### Goal
Write out all of the entries that follow, word for word, but skip the pictures.

### Dataset items
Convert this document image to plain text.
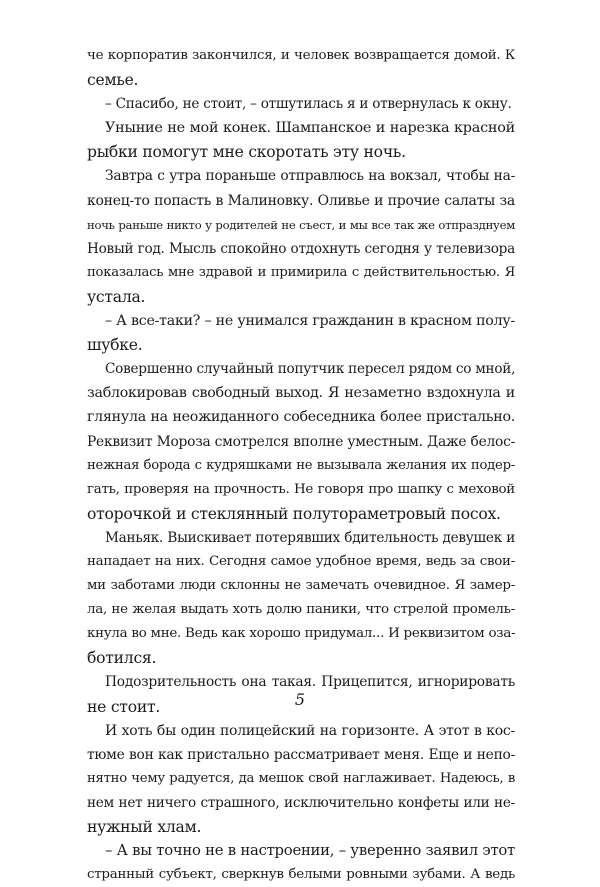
че корпоратив закончился, и человек возвращается домой. К
семье.
– Спасибо, не стоит, – отшутилась я и отвернулась к окну.
Уныние не мой конек. Шампанское и нарезка красной
рыбки помогут мне скоротать эту ночь.
Завтра с утра пораньше отправлюсь на вокзал, чтобы на-
конец-то попасть в Малиновку. Оливье и прочие салаты за
ночь раньше никто у родителей не съест, и мы все так же отпразднуем
Новый год. Мысль спокойно отдохнуть сегодня у телевизора
показалась мне здравой и примирила с действительностью. Я
устала.
– А все-таки? – не унимался гражданин в красном полу-
шубке.
Совершенно случайный попутчик пересел рядом со мной,
заблокировав свободный выход. Я незаметно вздохнула и
глянула на неожиданного собеседника более пристально.
Реквизит Мороза смотрелся вполне уместным. Даже белос-
нежная борода с кудряшками не вызывала желания их подер-
гать, проверяя на прочность. Не говоря про шапку с меховой
оторочкой и стеклянный полутораметровый посох.
Маньяк. Выискивает потерявших бдительность девушек и
нападает на них. Сегодня самое удобное время, ведь за свои-
ми заботами люди склонны не замечать очевидное. Я замер-
ла, не желая выдать хоть долю паники, что стрелой промель-
кнула во мне. Ведь как хорошо придумал... И реквизитом оза-
ботился.
Подозрительность она такая. Прицепится, игнорировать
не стоит.
И хоть бы один полицейский на горизонте. А этот в кос-
тюме вон как пристально рассматривает меня. Еще и непо-
нятно чему радуется, да мешок свой наглаживает. Надеюсь, в
нем нет ничего страшного, исключительно конфеты или не-
нужный хлам.
– А вы точно не в настроении, – уверенно заявил этот
странный субъект, сверкнув белыми ровными зубами. А ведь
5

### Full answer
Convert this document image to plain text.
че корпоратив закончился, и человек возвращается домой. К
семье.
– Спасибо, не стоит, – отшутилась я и отвернулась к окну.
Уныние не мой конек. Шампанское и нарезка красной
рыбки помогут мне скоротать эту ночь.
Завтра с утра пораньше отправлюсь на вокзал, чтобы на-
конец-то попасть в Малиновку. Оливье и прочие салаты за
ночь раньше никто у родителей не съест, и мы все так же отпразднуем
Новый год. Мысль спокойно отдохнуть сегодня у телевизора
показалась мне здравой и примирила с действительностью. Я
устала.
– А все-таки? – не унимался гражданин в красном полу-
шубке.
Совершенно случайный попутчик пересел рядом со мной,
заблокировав свободный выход. Я незаметно вздохнула и
глянула на неожиданного собеседника более пристально.
Реквизит Мороза смотрелся вполне уместным. Даже белос-
нежная борода с кудряшками не вызывала желания их подер-
гать, проверяя на прочность. Не говоря про шапку с меховой
оторочкой и стеклянный полутораметровый посох.
Маньяк. Выискивает потерявших бдительность девушек и
нападает на них. Сегодня самое удобное время, ведь за свои-
ми заботами люди склонны не замечать очевидное. Я замер-
ла, не желая выдать хоть долю паники, что стрелой промель-
кнула во мне. Ведь как хорошо придумал... И реквизитом оза-
ботился.
Подозрительность она такая. Прицепится, игнорировать
не стоит.
И хоть бы один полицейский на горизонте. А этот в кос-
тюме вон как пристально рассматривает меня. Еще и непо-
нятно чему радуется, да мешок свой наглаживает. Надеюсь, в
нем нет ничего страшного, исключительно конфеты или не-
нужный хлам.
– А вы точно не в настроении, – уверенно заявил этот
странный субъект, сверкнув белыми ровными зубами. А ведь
5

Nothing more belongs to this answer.